_What to do_
Copy out the material below in full, but not its images.

_Listed entries_

-- Start --

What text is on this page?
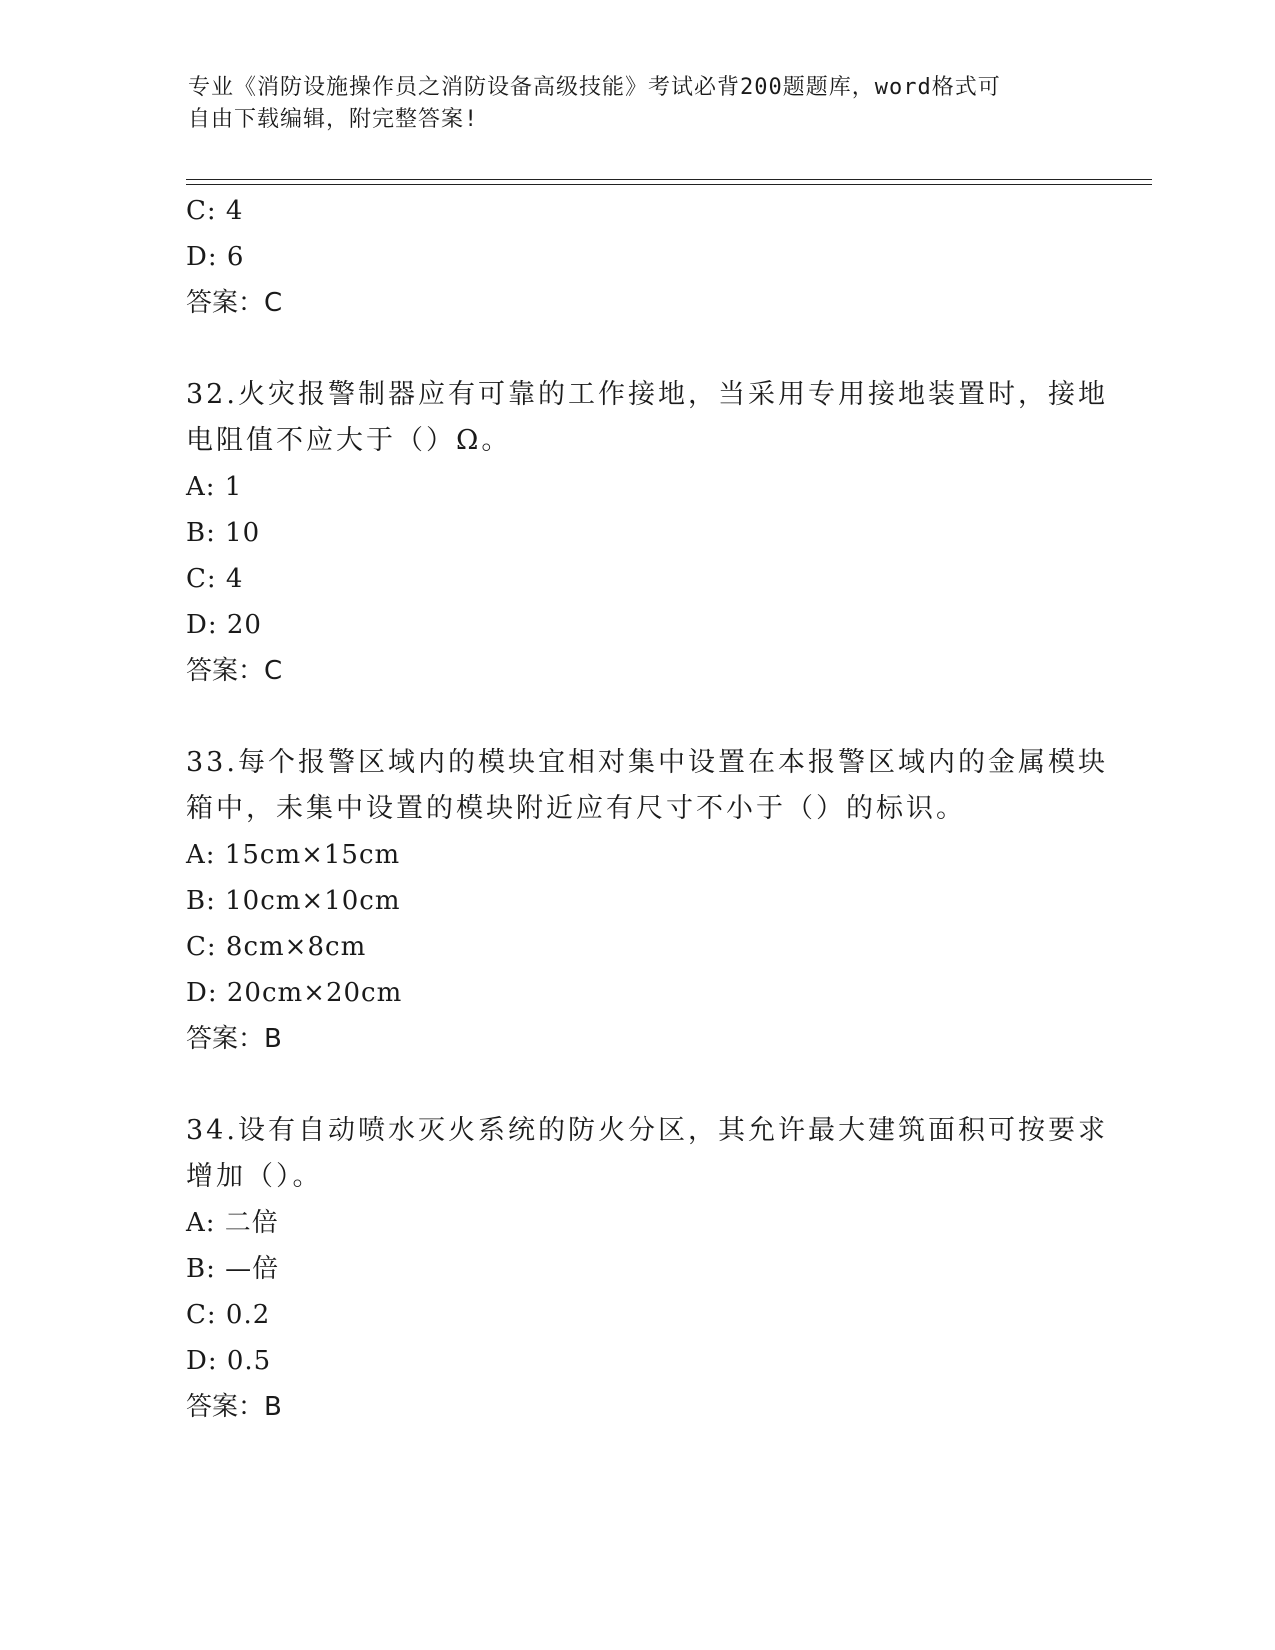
专业《消防设施操作员之消防设备高级技能》考试必背200题题库，word格式可
自由下载编辑，附完整答案!
C: 4
D: 6
答案：C
32.火灾报警制器应有可靠的工作接地，当采用专用接地装置时，接地
电阻值不应大于（）Ω。
A: 1
B: 10
C: 4
D: 20
答案：C
33.每个报警区域内的模块宜相对集中设置在本报警区域内的金属模块
箱中，未集中设置的模块附近应有尺寸不小于（）的标识。
A: 15cm×15cm
B: 10cm×10cm
C: 8cm×8cm
D: 20cm×20cm
答案：B
34.设有自动喷水灭火系统的防火分区，其允许最大建筑面积可按要求
增加（）。
A: 二倍
B: —倍
C: 0.2
D: 0.5
答案：B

-- End --

_The result_
What text is on this page?
专业《消防设施操作员之消防设备高级技能》考试必背200题题库，word格式可
自由下载编辑，附完整答案!
C: 4
D: 6
答案：C
32.火灾报警制器应有可靠的工作接地，当采用专用接地装置时，接地
电阻值不应大于（）Ω。
A: 1
B: 10
C: 4
D: 20
答案：C
33.每个报警区域内的模块宜相对集中设置在本报警区域内的金属模块
箱中，未集中设置的模块附近应有尺寸不小于（）的标识。
A: 15cm×15cm
B: 10cm×10cm
C: 8cm×8cm
D: 20cm×20cm
答案：B
34.设有自动喷水灭火系统的防火分区，其允许最大建筑面积可按要求
增加（）。
A: 二倍
B: —倍
C: 0.2
D: 0.5
答案：B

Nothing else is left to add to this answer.